> _Your task_
Give an exact transcription of every line, dropping the images.

(Collected data entries)
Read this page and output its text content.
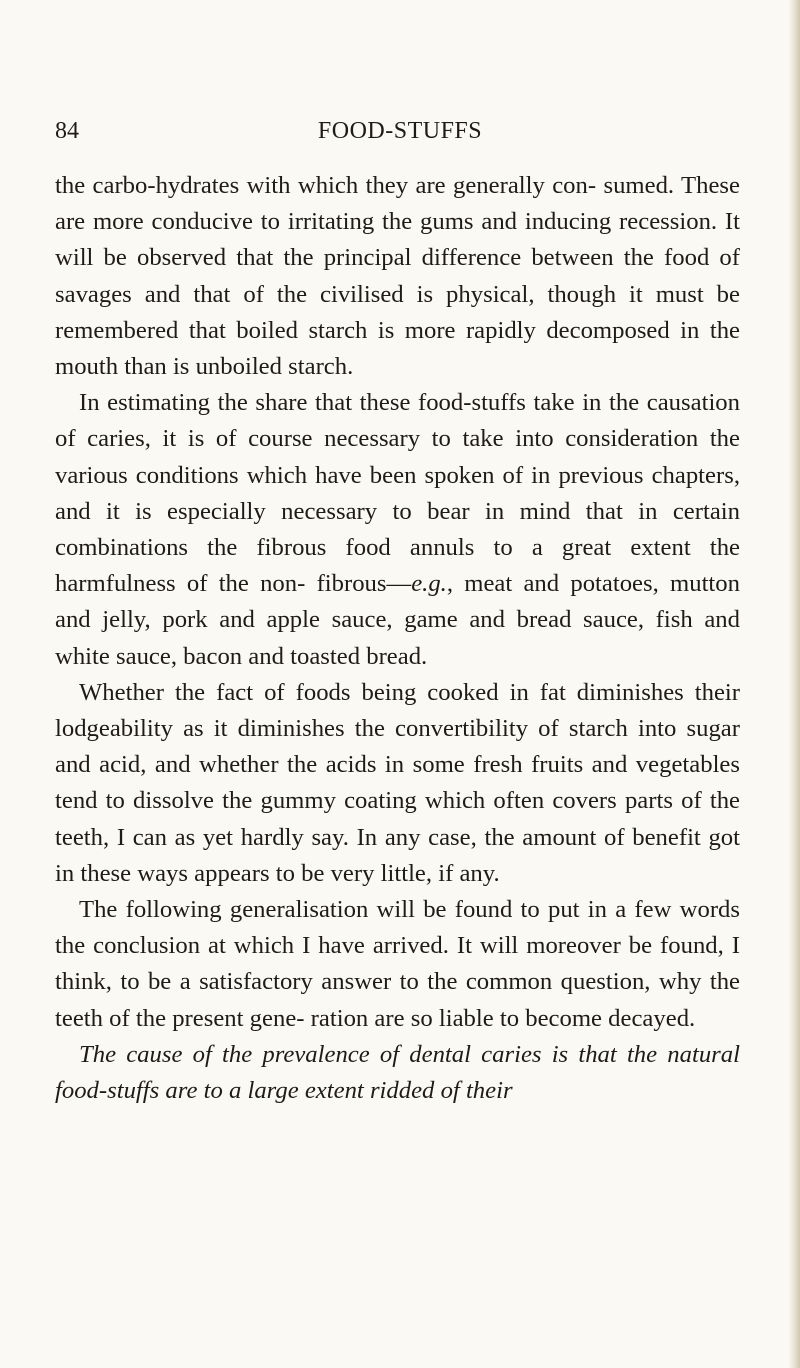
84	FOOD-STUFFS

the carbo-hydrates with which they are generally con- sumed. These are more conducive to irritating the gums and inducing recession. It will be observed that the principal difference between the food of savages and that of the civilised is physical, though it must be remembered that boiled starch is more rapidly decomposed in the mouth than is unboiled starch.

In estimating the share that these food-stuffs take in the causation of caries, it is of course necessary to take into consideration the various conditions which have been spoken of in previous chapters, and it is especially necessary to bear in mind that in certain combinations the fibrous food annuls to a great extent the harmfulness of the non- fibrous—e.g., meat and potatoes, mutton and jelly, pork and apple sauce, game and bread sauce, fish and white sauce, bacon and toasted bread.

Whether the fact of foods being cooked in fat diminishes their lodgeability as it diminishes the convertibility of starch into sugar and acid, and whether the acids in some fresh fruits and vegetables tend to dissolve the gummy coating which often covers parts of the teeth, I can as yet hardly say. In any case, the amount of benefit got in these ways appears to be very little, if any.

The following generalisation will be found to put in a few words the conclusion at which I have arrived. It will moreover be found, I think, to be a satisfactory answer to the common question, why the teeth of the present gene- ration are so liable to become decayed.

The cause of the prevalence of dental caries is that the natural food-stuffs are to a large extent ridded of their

> _Response below_
Read this page and output its text content.
84	FOOD-STUFFS

the carbo-hydrates with which they are generally con- sumed. These are more conducive to irritating the gums and inducing recession. It will be observed that the principal difference between the food of savages and that of the civilised is physical, though it must be remembered that boiled starch is more rapidly decomposed in the mouth than is unboiled starch.

In estimating the share that these food-stuffs take in the causation of caries, it is of course necessary to take into consideration the various conditions which have been spoken of in previous chapters, and it is especially necessary to bear in mind that in certain combinations the fibrous food annuls to a great extent the harmfulness of the non- fibrous—e.g., meat and potatoes, mutton and jelly, pork and apple sauce, game and bread sauce, fish and white sauce, bacon and toasted bread.

Whether the fact of foods being cooked in fat diminishes their lodgeability as it diminishes the convertibility of starch into sugar and acid, and whether the acids in some fresh fruits and vegetables tend to dissolve the gummy coating which often covers parts of the teeth, I can as yet hardly say. In any case, the amount of benefit got in these ways appears to be very little, if any.

The following generalisation will be found to put in a few words the conclusion at which I have arrived. It will moreover be found, I think, to be a satisfactory answer to the common question, why the teeth of the present gene- ration are so liable to become decayed.

The cause of the prevalence of dental caries is that the natural food-stuffs are to a large extent ridded of their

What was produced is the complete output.